WHAT YOU HAVE TO DO: Go through the listing below and gather every line with the word "Create".

Collected data
#####

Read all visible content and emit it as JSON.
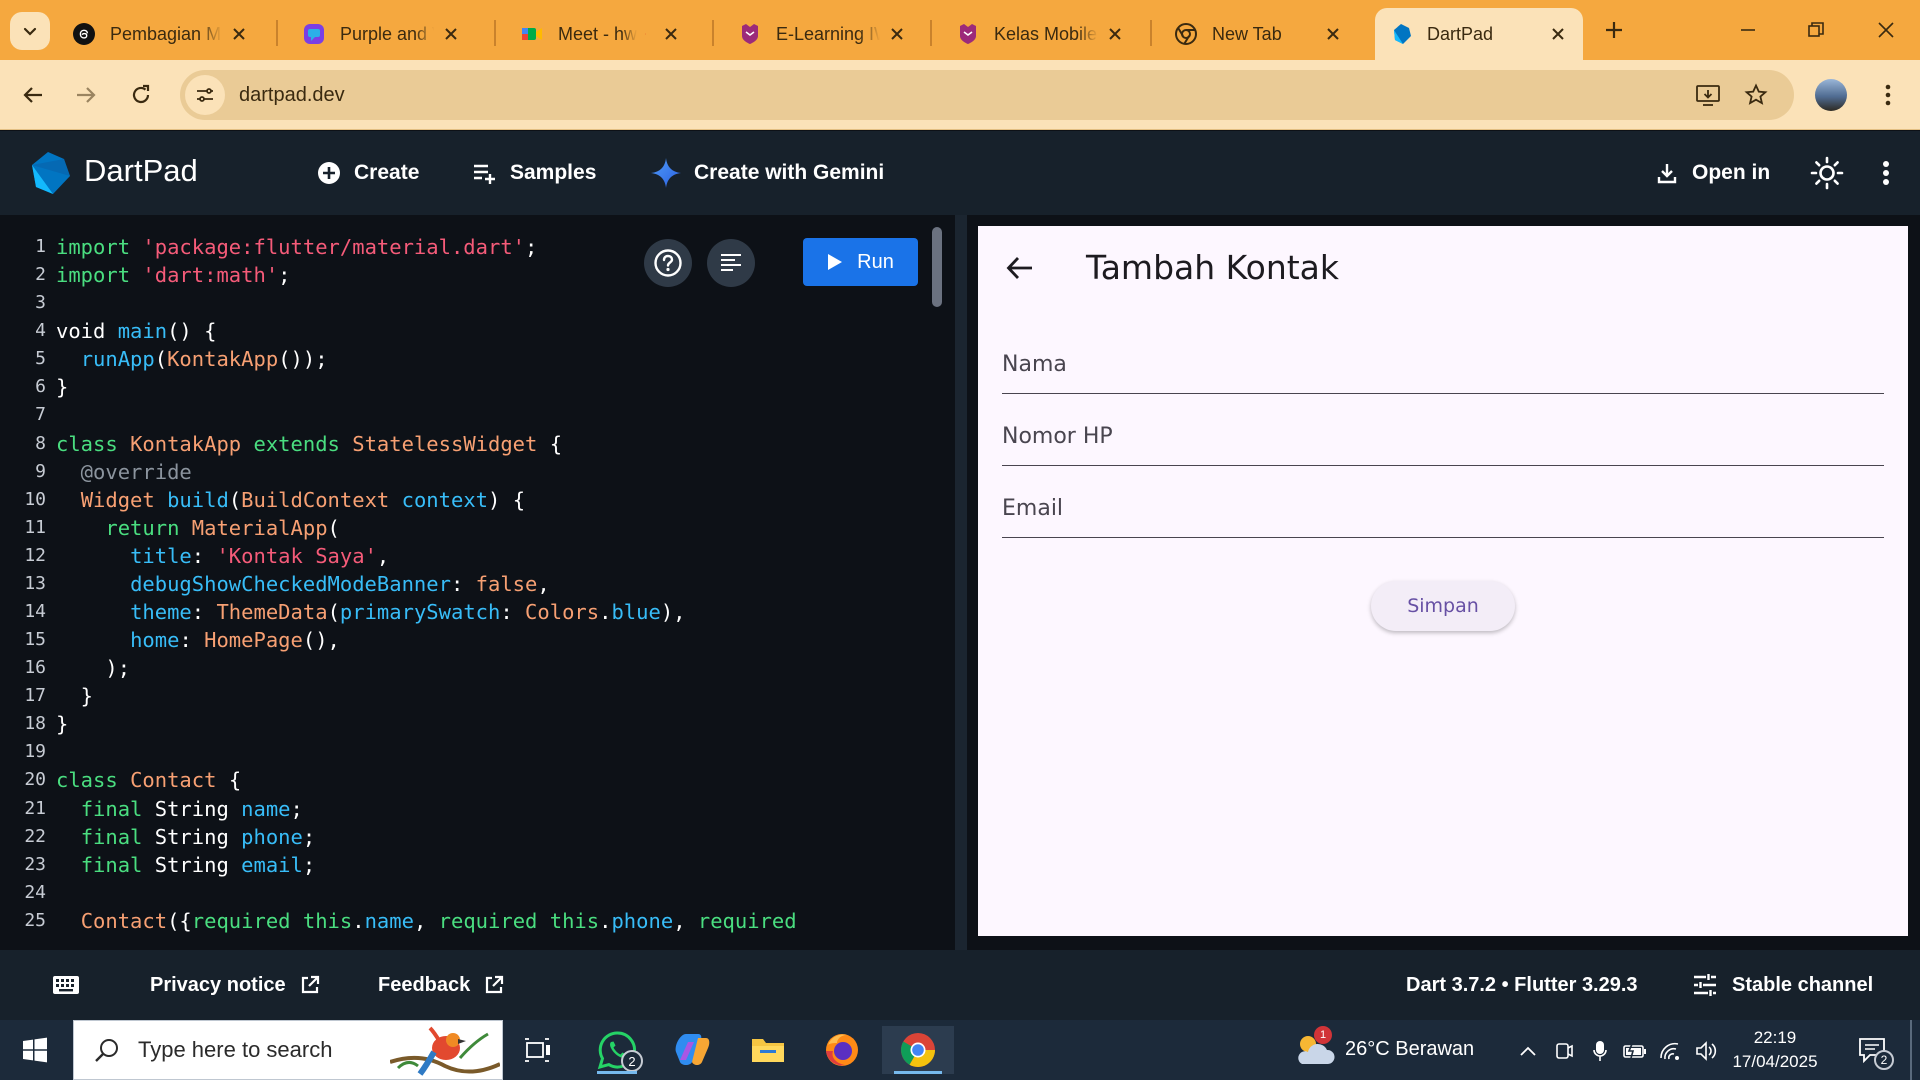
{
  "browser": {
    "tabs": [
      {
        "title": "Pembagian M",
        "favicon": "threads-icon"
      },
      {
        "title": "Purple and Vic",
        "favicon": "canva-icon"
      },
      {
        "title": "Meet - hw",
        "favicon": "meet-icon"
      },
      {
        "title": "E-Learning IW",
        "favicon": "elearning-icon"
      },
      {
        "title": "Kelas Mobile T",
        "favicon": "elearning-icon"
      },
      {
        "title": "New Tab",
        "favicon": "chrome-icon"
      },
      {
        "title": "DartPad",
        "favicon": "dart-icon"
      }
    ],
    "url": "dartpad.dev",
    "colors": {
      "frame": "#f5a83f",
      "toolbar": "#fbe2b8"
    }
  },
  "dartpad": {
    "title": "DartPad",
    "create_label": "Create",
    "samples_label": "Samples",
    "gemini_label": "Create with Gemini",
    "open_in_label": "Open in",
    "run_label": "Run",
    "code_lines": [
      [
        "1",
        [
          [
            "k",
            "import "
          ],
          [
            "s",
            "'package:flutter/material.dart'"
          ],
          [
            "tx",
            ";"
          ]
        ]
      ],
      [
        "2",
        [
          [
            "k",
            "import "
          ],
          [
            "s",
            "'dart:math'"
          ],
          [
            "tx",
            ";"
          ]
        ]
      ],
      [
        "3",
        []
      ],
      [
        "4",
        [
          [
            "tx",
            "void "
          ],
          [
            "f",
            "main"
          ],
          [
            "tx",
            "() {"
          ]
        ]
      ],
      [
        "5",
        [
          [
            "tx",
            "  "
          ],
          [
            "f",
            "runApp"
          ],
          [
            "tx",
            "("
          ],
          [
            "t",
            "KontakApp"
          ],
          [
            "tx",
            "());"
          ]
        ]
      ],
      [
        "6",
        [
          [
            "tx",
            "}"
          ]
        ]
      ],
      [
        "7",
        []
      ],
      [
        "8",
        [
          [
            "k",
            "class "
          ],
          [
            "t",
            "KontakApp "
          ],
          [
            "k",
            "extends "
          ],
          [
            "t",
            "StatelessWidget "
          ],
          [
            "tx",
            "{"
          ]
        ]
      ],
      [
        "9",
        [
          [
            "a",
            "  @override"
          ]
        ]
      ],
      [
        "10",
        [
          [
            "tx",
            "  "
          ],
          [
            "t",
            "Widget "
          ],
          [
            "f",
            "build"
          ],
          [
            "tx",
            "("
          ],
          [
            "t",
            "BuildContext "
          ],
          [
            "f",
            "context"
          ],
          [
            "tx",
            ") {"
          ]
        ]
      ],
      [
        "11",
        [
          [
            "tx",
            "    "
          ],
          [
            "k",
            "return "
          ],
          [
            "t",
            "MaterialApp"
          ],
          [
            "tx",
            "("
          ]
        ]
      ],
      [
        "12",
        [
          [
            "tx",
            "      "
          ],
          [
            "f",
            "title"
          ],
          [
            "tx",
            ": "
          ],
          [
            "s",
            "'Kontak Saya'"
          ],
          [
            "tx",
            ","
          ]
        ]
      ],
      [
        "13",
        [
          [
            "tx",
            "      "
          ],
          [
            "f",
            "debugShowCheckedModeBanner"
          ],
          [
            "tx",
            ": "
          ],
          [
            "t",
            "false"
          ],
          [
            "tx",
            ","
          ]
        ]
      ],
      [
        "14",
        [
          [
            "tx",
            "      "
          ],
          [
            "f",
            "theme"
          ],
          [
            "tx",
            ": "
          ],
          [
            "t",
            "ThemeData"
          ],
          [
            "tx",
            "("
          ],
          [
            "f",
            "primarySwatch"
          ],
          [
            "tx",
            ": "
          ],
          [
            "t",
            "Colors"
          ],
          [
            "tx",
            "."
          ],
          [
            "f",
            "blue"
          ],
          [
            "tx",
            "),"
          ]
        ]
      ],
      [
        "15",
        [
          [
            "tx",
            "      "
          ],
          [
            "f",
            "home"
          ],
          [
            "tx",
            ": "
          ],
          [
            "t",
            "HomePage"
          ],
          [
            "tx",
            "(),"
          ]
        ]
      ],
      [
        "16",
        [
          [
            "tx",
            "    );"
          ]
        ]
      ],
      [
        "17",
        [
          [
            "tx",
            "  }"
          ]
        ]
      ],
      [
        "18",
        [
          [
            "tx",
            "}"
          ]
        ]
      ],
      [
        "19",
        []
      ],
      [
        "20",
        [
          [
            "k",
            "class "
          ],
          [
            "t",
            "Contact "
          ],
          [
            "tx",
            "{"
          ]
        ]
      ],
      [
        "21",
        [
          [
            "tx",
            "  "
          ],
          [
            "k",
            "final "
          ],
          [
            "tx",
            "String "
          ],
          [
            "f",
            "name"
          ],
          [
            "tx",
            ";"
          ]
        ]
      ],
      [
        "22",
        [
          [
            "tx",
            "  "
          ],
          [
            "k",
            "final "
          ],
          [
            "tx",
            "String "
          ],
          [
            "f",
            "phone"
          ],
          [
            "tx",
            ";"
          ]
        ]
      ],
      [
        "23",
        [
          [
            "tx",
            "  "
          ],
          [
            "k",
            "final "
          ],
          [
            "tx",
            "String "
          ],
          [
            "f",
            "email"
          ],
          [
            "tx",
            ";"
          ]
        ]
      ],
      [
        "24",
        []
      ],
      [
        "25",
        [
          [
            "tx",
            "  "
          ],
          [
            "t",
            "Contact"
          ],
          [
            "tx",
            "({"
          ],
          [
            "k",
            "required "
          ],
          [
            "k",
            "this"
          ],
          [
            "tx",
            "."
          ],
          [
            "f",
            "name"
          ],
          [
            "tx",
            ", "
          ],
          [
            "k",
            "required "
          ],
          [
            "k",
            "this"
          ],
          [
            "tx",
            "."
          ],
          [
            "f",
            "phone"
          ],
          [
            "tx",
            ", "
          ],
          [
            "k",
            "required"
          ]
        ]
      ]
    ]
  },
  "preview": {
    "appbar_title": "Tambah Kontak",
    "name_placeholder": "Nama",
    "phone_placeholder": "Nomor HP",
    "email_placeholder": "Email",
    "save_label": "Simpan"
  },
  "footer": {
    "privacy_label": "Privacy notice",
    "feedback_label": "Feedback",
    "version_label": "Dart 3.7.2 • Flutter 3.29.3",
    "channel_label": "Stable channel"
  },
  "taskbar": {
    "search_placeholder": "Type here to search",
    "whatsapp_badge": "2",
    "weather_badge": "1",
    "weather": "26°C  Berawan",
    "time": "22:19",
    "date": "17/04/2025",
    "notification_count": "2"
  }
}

#####

TASK RESPONSE:
    "create_label": "Create",
    "gemini_label": "Create with Gemini",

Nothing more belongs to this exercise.